PROBLEM: Extract every line in the items below that contains the string "账户权益", copying each line in full. Matching is case-sensitive.

######

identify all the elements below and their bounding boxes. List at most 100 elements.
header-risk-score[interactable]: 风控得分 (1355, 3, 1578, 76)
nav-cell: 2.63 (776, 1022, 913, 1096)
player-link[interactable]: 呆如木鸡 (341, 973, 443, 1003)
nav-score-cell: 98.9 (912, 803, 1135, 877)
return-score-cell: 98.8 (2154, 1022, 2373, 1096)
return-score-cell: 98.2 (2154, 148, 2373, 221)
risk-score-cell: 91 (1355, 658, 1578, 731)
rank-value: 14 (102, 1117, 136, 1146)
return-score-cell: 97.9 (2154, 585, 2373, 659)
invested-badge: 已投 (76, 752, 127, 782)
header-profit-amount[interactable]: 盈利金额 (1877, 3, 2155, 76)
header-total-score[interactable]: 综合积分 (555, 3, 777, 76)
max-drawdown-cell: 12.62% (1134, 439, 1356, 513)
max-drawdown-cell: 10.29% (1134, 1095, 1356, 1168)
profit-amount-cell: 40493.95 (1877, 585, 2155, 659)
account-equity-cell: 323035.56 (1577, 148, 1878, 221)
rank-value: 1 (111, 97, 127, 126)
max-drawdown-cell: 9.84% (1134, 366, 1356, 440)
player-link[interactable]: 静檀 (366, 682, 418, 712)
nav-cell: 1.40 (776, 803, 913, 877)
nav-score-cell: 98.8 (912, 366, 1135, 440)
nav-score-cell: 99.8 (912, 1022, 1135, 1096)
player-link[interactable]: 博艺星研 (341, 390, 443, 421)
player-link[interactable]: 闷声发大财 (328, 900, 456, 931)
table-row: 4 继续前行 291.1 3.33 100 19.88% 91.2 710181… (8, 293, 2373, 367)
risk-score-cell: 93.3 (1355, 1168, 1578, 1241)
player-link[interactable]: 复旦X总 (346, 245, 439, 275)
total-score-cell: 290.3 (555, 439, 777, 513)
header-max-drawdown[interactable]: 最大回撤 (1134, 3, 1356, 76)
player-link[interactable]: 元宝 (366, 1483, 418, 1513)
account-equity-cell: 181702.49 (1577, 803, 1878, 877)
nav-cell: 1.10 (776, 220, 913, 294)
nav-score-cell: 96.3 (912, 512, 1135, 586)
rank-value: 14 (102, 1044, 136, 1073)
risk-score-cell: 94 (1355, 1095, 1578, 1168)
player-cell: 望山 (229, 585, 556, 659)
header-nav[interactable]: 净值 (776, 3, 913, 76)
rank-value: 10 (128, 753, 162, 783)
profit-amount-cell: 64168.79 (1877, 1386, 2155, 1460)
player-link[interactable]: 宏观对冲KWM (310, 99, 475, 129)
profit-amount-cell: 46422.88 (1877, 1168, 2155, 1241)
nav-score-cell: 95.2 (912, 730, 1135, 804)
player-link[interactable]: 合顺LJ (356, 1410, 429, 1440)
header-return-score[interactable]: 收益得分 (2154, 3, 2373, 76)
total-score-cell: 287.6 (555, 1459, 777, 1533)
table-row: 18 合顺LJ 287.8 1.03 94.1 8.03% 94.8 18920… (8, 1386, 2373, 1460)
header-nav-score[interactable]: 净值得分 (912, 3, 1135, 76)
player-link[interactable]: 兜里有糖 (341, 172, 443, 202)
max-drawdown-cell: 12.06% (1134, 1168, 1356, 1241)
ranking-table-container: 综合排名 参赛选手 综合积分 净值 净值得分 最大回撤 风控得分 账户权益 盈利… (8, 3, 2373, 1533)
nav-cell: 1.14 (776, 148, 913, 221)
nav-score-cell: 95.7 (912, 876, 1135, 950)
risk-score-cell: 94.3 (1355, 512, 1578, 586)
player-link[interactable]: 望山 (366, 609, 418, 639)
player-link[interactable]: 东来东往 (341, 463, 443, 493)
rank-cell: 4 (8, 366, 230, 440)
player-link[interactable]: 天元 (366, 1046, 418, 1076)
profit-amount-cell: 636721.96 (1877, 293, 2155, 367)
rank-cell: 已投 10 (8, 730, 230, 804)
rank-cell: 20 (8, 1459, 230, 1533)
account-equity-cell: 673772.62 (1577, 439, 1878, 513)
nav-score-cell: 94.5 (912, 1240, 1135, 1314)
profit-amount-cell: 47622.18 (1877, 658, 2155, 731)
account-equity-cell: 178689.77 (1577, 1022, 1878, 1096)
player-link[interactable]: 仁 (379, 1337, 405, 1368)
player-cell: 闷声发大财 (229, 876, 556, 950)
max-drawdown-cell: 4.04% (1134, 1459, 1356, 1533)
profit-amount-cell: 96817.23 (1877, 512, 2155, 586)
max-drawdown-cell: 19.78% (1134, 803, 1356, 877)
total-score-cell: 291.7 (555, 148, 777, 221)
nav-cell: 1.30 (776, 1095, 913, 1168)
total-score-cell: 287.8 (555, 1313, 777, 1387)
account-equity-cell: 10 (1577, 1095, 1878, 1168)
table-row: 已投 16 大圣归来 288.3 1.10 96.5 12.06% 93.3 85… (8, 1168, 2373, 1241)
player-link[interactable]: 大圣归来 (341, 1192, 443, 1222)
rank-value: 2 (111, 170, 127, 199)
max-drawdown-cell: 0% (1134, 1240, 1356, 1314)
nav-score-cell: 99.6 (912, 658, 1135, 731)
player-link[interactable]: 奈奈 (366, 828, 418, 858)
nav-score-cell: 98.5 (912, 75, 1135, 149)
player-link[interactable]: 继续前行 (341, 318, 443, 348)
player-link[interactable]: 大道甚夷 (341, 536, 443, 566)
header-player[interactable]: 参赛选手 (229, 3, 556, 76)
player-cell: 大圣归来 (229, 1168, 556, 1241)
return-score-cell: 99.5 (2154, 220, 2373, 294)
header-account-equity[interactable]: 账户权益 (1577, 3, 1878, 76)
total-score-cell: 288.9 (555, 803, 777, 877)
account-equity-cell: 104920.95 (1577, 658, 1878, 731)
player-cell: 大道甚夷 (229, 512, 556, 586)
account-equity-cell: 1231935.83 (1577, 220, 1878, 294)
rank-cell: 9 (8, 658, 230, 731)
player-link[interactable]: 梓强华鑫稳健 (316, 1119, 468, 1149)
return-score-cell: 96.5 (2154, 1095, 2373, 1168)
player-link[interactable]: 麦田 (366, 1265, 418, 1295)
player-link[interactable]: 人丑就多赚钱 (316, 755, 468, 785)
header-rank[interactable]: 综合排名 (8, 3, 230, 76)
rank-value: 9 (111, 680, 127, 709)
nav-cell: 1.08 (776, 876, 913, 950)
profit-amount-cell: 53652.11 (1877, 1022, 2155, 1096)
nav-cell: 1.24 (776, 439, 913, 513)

######

ANSWER:
ranking-table-container: 综合排名 参赛选手 综合积分 净值 净值得分 最大回撤 风控得分 账户权益 盈利… (8, 3, 2373, 1533)
header-account-equity[interactable]: 账户权益 (1577, 3, 1878, 76)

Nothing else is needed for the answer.